DATA LINES:
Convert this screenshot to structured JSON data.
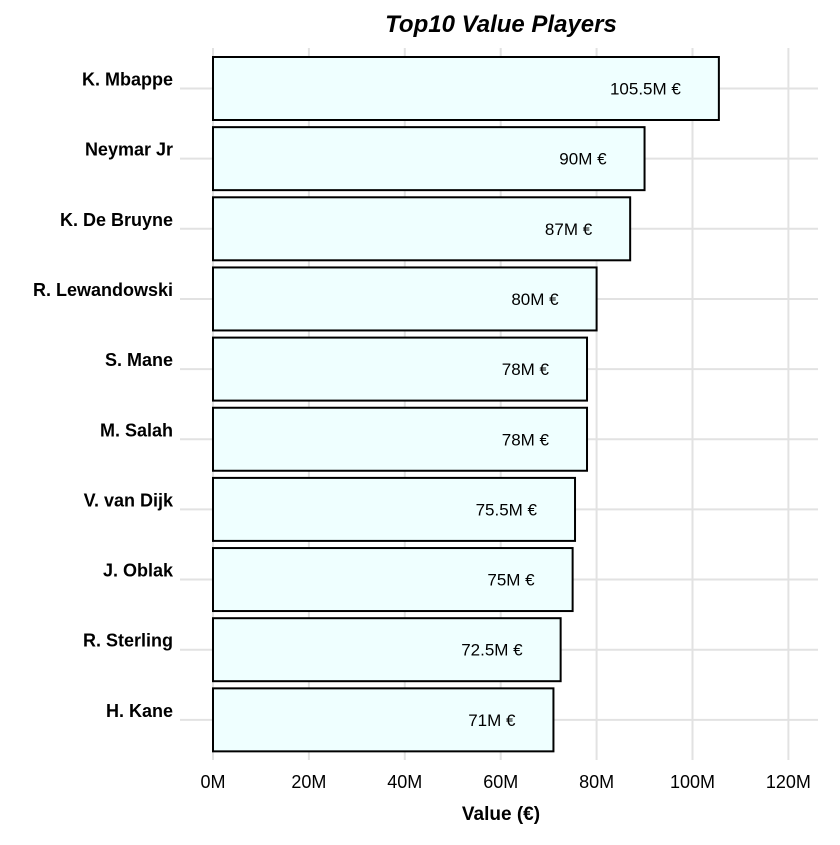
{
  "chart_data": {
    "type": "bar",
    "orientation": "horizontal",
    "title": "Top10 Value Players",
    "xlabel": "Value (€)",
    "ylabel": "",
    "categories": [
      "K. Mbappe",
      "Neymar Jr",
      "K. De Bruyne",
      "R. Lewandowski",
      "S. Mane",
      "M. Salah",
      "V. van Dijk",
      "J. Oblak",
      "R. Sterling",
      "H. Kane"
    ],
    "values": [
      105.5,
      90,
      87,
      80,
      78,
      78,
      75.5,
      75,
      72.5,
      71
    ],
    "value_unit": "M €",
    "data_labels": [
      "105.5M €",
      "90M €",
      "87M €",
      "80M €",
      "78M €",
      "78M €",
      "75.5M €",
      "75M €",
      "72.5M €",
      "71M €"
    ],
    "xlim": [
      0,
      125
    ],
    "x_ticks": [
      0,
      20,
      40,
      60,
      80,
      100,
      120
    ],
    "x_tick_labels": [
      "0M",
      "20M",
      "40M",
      "60M",
      "80M",
      "100M",
      "120M"
    ],
    "grid": true,
    "legend": "none",
    "colors": {
      "bar_fill": "#efffff",
      "bar_stroke": "#000000",
      "grid": "#e2e2e2"
    }
  }
}
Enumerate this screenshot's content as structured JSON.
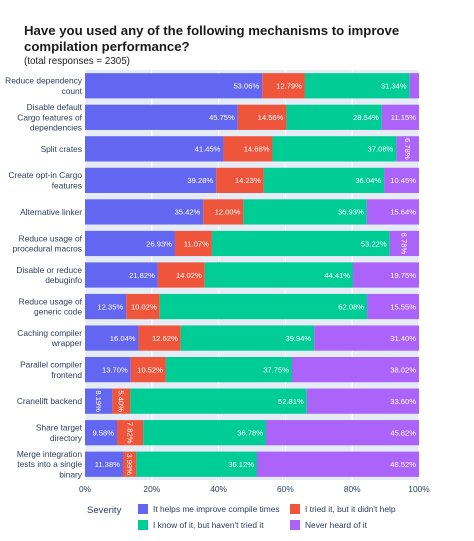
{
  "chart_data": {
    "type": "bar",
    "orientation": "horizontal",
    "stacked": true,
    "title": "Have you used any of the following mechanisms to improve compilation performance?",
    "subtitle": "(total responses = 2305)",
    "xlim": [
      0,
      100
    ],
    "x_ticks": [
      "0%",
      "20%",
      "40%",
      "60%",
      "80%",
      "100%"
    ],
    "grid": true,
    "legend_title": "Severity",
    "legend_position": "bottom",
    "categories": [
      [
        "Reduce dependency",
        "count"
      ],
      [
        "Disable default",
        "Cargo features of",
        "dependencies"
      ],
      [
        "Split crates"
      ],
      [
        "Create opt-in Cargo",
        "features"
      ],
      [
        "Alternative linker"
      ],
      [
        "Reduce usage of",
        "procedural macros"
      ],
      [
        "Disable or reduce",
        "debuginfo"
      ],
      [
        "Reduce usage of",
        "generic code"
      ],
      [
        "Caching compiler",
        "wrapper"
      ],
      [
        "Parallel compiler",
        "frontend"
      ],
      [
        "Cranelift backend"
      ],
      [
        "Share target",
        "directory"
      ],
      [
        "Merge integration",
        "tests into a single",
        "binary"
      ]
    ],
    "series": [
      {
        "name": "It helps me improve compile times",
        "color": "#6366f1",
        "values": [
          53.06,
          45.75,
          41.45,
          39.28,
          35.42,
          26.93,
          21.82,
          12.35,
          16.04,
          13.7,
          8.19,
          9.58,
          11.38
        ],
        "labels": [
          "53.06%",
          "45.75%",
          "41.45%",
          "39.28%",
          "35.42%",
          "26.93%",
          "21.82%",
          "12.35%",
          "16.04%",
          "13.70%",
          "8.19%",
          "9.58%",
          "11.38%"
        ]
      },
      {
        "name": "I tried it, but it didn't help",
        "color": "#ef553b",
        "values": [
          12.79,
          14.56,
          14.68,
          14.23,
          12.0,
          11.07,
          14.02,
          10.02,
          12.62,
          10.52,
          5.4,
          7.82,
          3.99
        ],
        "labels": [
          "12.79%",
          "14.56%",
          "14.68%",
          "14.23%",
          "12.00%",
          "11.07%",
          "14.02%",
          "10.02%",
          "12.62%",
          "10.52%",
          "5.40%",
          "7.82%",
          "3.99%"
        ]
      },
      {
        "name": "I know of it, but haven't tried it",
        "color": "#00cc96",
        "values": [
          31.34,
          28.54,
          37.08,
          36.04,
          36.93,
          53.22,
          44.41,
          62.08,
          39.94,
          37.75,
          52.81,
          36.78,
          36.12
        ],
        "labels": [
          "31.34%",
          "28.54%",
          "37.08%",
          "36.04%",
          "36.93%",
          "53.22%",
          "44.41%",
          "62.08%",
          "39.94%",
          "37.75%",
          "52.81%",
          "36.78%",
          "36.12%"
        ]
      },
      {
        "name": "Never heard of it",
        "color": "#ab63fa",
        "values": [
          2.81,
          11.15,
          6.78,
          10.45,
          15.64,
          8.78,
          19.75,
          15.55,
          31.4,
          38.02,
          33.6,
          45.82,
          48.52
        ],
        "labels": [
          "",
          "11.15%",
          "6.78%",
          "10.45%",
          "15.64%",
          "8.78%",
          "19.75%",
          "15.55%",
          "31.40%",
          "38.02%",
          "33.60%",
          "45.82%",
          "48.52%"
        ]
      }
    ]
  }
}
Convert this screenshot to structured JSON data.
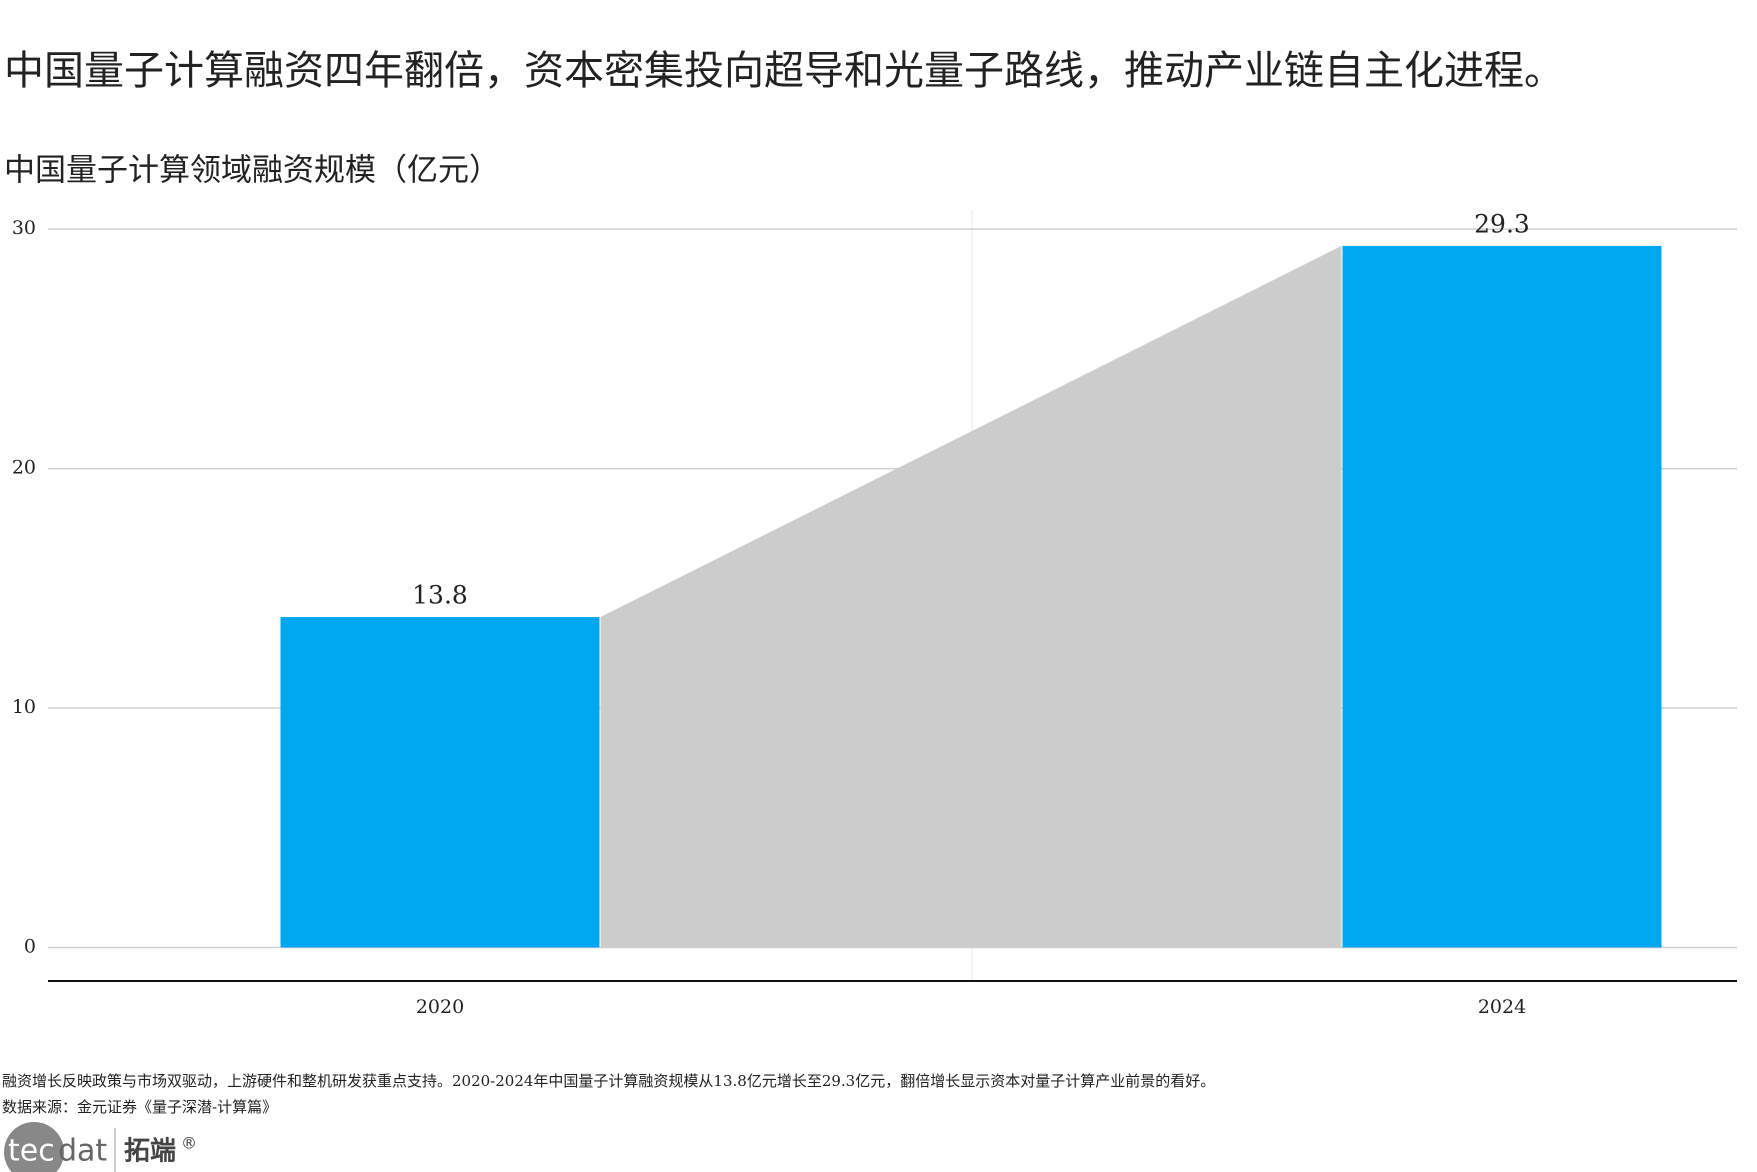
{
  "chart_data": {
    "type": "bar",
    "title": "中国量子计算融资四年翻倍，资本密集投向超导和光量子路线，推动产业链自主化进程。",
    "subtitle": "中国量子计算领域融资规模（亿元）",
    "categories": [
      "2020",
      "2024"
    ],
    "values": [
      13.8,
      29.3
    ],
    "color": "#00a8f0",
    "connector_color": "#cccccc",
    "ylim": [
      -1.4,
      30.8
    ],
    "yticks": [
      0,
      10,
      20,
      30
    ],
    "grid": true,
    "note": "融资增长反映政策与市场双驱动，上游硬件和整机研发获重点支持。2020-2024年中国量子计算融资规模从13.8亿元增长至29.3亿元，翻倍增长显示资本对量子计算产业前景的看好。",
    "source": "数据来源：金元证券《量子深潜-计算篇》"
  },
  "logo": {
    "mark": "tec",
    "text": "dat",
    "brand": "拓端",
    "registered": "®"
  }
}
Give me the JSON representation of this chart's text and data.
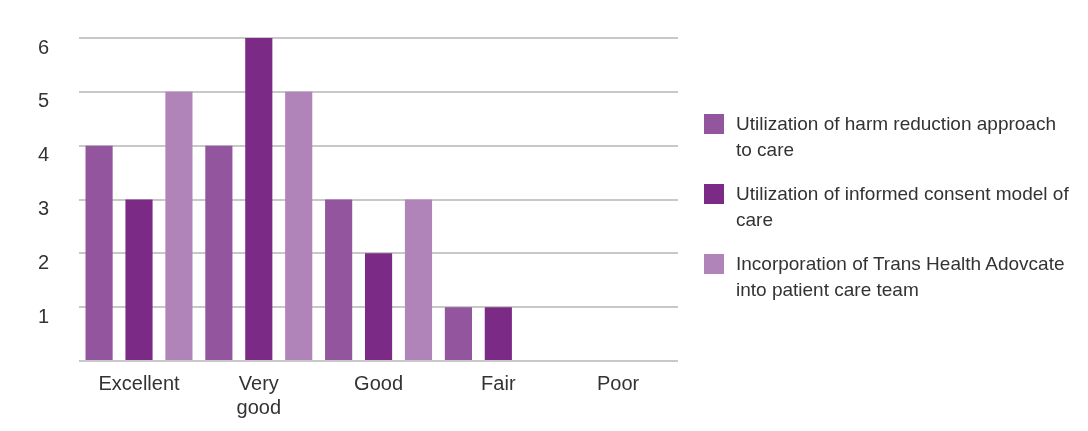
{
  "chart_data": {
    "type": "bar",
    "categories": [
      "Excellent",
      "Very good",
      "Good",
      "Fair",
      "Poor"
    ],
    "series": [
      {
        "name": "Utilization of harm reduction approach to care",
        "color": "#93559e",
        "values": [
          4,
          4,
          3,
          1,
          0
        ]
      },
      {
        "name": "Utilization of informed consent model of care",
        "color": "#7b2a85",
        "values": [
          3,
          6,
          2,
          1,
          0
        ]
      },
      {
        "name": "Incorporation of Trans Health Adovcate into patient care team",
        "color": "#b184b9",
        "values": [
          5,
          5,
          3,
          0,
          0
        ]
      }
    ],
    "ylim": [
      0,
      6
    ],
    "yticks": [
      {
        "value": 0,
        "label": null
      },
      1,
      2,
      3,
      4,
      5,
      6
    ],
    "grid": "y",
    "legend": "right"
  }
}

WHAT IS BEING ASKED: Copy every entry exactly as written. Pictures are excluded.

THE COMPLETED TASK:
Convert this screenshot to structured JSON data.
{
  "chart_data": {
    "type": "bar",
    "orientation": "horizontal",
    "title": "Top10 Value Players",
    "xlabel": "Value (€)",
    "ylabel": "",
    "categories": [
      "K. Mbappe",
      "Neymar Jr",
      "K. De Bruyne",
      "R. Lewandowski",
      "S. Mane",
      "M. Salah",
      "V. van Dijk",
      "J. Oblak",
      "R. Sterling",
      "H. Kane"
    ],
    "values": [
      105.5,
      90,
      87,
      80,
      78,
      78,
      75.5,
      75,
      72.5,
      71
    ],
    "value_unit": "M €",
    "data_labels": [
      "105.5M €",
      "90M €",
      "87M €",
      "80M €",
      "78M €",
      "78M €",
      "75.5M €",
      "75M €",
      "72.5M €",
      "71M €"
    ],
    "xlim": [
      0,
      125
    ],
    "x_ticks": [
      0,
      20,
      40,
      60,
      80,
      100,
      120
    ],
    "x_tick_labels": [
      "0M",
      "20M",
      "40M",
      "60M",
      "80M",
      "100M",
      "120M"
    ],
    "grid": true,
    "legend": "none",
    "colors": {
      "bar_fill": "#efffff",
      "bar_stroke": "#000000",
      "grid": "#e2e2e2"
    }
  }
}
Enumerate this screenshot's content as structured JSON.
{
  "chart_data": {
    "type": "bar",
    "orientation": "horizontal",
    "stacked": true,
    "title": "Have you used any of the following mechanisms to improve compilation performance?",
    "subtitle": "(total responses = 2305)",
    "xlim": [
      0,
      100
    ],
    "x_ticks": [
      "0%",
      "20%",
      "40%",
      "60%",
      "80%",
      "100%"
    ],
    "grid": true,
    "legend_title": "Severity",
    "legend_position": "bottom",
    "categories": [
      [
        "Reduce dependency",
        "count"
      ],
      [
        "Disable default",
        "Cargo features of",
        "dependencies"
      ],
      [
        "Split crates"
      ],
      [
        "Create opt-in Cargo",
        "features"
      ],
      [
        "Alternative linker"
      ],
      [
        "Reduce usage of",
        "procedural macros"
      ],
      [
        "Disable or reduce",
        "debuginfo"
      ],
      [
        "Reduce usage of",
        "generic code"
      ],
      [
        "Caching compiler",
        "wrapper"
      ],
      [
        "Parallel compiler",
        "frontend"
      ],
      [
        "Cranelift backend"
      ],
      [
        "Share target",
        "directory"
      ],
      [
        "Merge integration",
        "tests into a single",
        "binary"
      ]
    ],
    "series": [
      {
        "name": "It helps me improve compile times",
        "color": "#6366f1",
        "values": [
          53.06,
          45.75,
          41.45,
          39.28,
          35.42,
          26.93,
          21.82,
          12.35,
          16.04,
          13.7,
          8.19,
          9.58,
          11.38
        ],
        "labels": [
          "53.06%",
          "45.75%",
          "41.45%",
          "39.28%",
          "35.42%",
          "26.93%",
          "21.82%",
          "12.35%",
          "16.04%",
          "13.70%",
          "8.19%",
          "9.58%",
          "11.38%"
        ]
      },
      {
        "name": "I tried it, but it didn't help",
        "color": "#ef553b",
        "values": [
          12.79,
          14.56,
          14.68,
          14.23,
          12.0,
          11.07,
          14.02,
          10.02,
          12.62,
          10.52,
          5.4,
          7.82,
          3.99
        ],
        "labels": [
          "12.79%",
          "14.56%",
          "14.68%",
          "14.23%",
          "12.00%",
          "11.07%",
          "14.02%",
          "10.02%",
          "12.62%",
          "10.52%",
          "5.40%",
          "7.82%",
          "3.99%"
        ]
      },
      {
        "name": "I know of it, but haven't tried it",
        "color": "#00cc96",
        "values": [
          31.34,
          28.54,
          37.08,
          36.04,
          36.93,
          53.22,
          44.41,
          62.08,
          39.94,
          37.75,
          52.81,
          36.78,
          36.12
        ],
        "labels": [
          "31.34%",
          "28.54%",
          "37.08%",
          "36.04%",
          "36.93%",
          "53.22%",
          "44.41%",
          "62.08%",
          "39.94%",
          "37.75%",
          "52.81%",
          "36.78%",
          "36.12%"
        ]
      },
      {
        "name": "Never heard of it",
        "color": "#ab63fa",
        "values": [
          2.81,
          11.15,
          6.78,
          10.45,
          15.64,
          8.78,
          19.75,
          15.55,
          31.4,
          38.02,
          33.6,
          45.82,
          48.52
        ],
        "labels": [
          "",
          "11.15%",
          "6.78%",
          "10.45%",
          "15.64%",
          "8.78%",
          "19.75%",
          "15.55%",
          "31.40%",
          "38.02%",
          "33.60%",
          "45.82%",
          "48.52%"
        ]
      }
    ]
  }
}
Convert this screenshot to structured JSON data.
{
  "chart_data": {
    "type": "bar",
    "title": "中国量子计算融资四年翻倍，资本密集投向超导和光量子路线，推动产业链自主化进程。",
    "subtitle": "中国量子计算领域融资规模（亿元）",
    "categories": [
      "2020",
      "2024"
    ],
    "values": [
      13.8,
      29.3
    ],
    "color": "#00a8f0",
    "connector_color": "#cccccc",
    "ylim": [
      -1.4,
      30.8
    ],
    "yticks": [
      0,
      10,
      20,
      30
    ],
    "grid": true,
    "note": "融资增长反映政策与市场双驱动，上游硬件和整机研发获重点支持。2020-2024年中国量子计算融资规模从13.8亿元增长至29.3亿元，翻倍增长显示资本对量子计算产业前景的看好。",
    "source": "数据来源：金元证券《量子深潜-计算篇》"
  },
  "logo": {
    "mark": "tec",
    "text": "dat",
    "brand": "拓端",
    "registered": "®"
  }
}
Give me the JSON representation of this chart's text and data.
{
  "chart_data": {
    "type": "bar",
    "categories": [
      "Excellent",
      "Very good",
      "Good",
      "Fair",
      "Poor"
    ],
    "series": [
      {
        "name": "Utilization of harm reduction approach to care",
        "color": "#93559e",
        "values": [
          4,
          4,
          3,
          1,
          0
        ]
      },
      {
        "name": "Utilization of informed consent model of care",
        "color": "#7b2a85",
        "values": [
          3,
          6,
          2,
          1,
          0
        ]
      },
      {
        "name": "Incorporation of Trans Health Adovcate into patient care team",
        "color": "#b184b9",
        "values": [
          5,
          5,
          3,
          0,
          0
        ]
      }
    ],
    "ylim": [
      0,
      6
    ],
    "yticks": [
      {
        "value": 0,
        "label": null
      },
      1,
      2,
      3,
      4,
      5,
      6
    ],
    "grid": "y",
    "legend": "right"
  }
}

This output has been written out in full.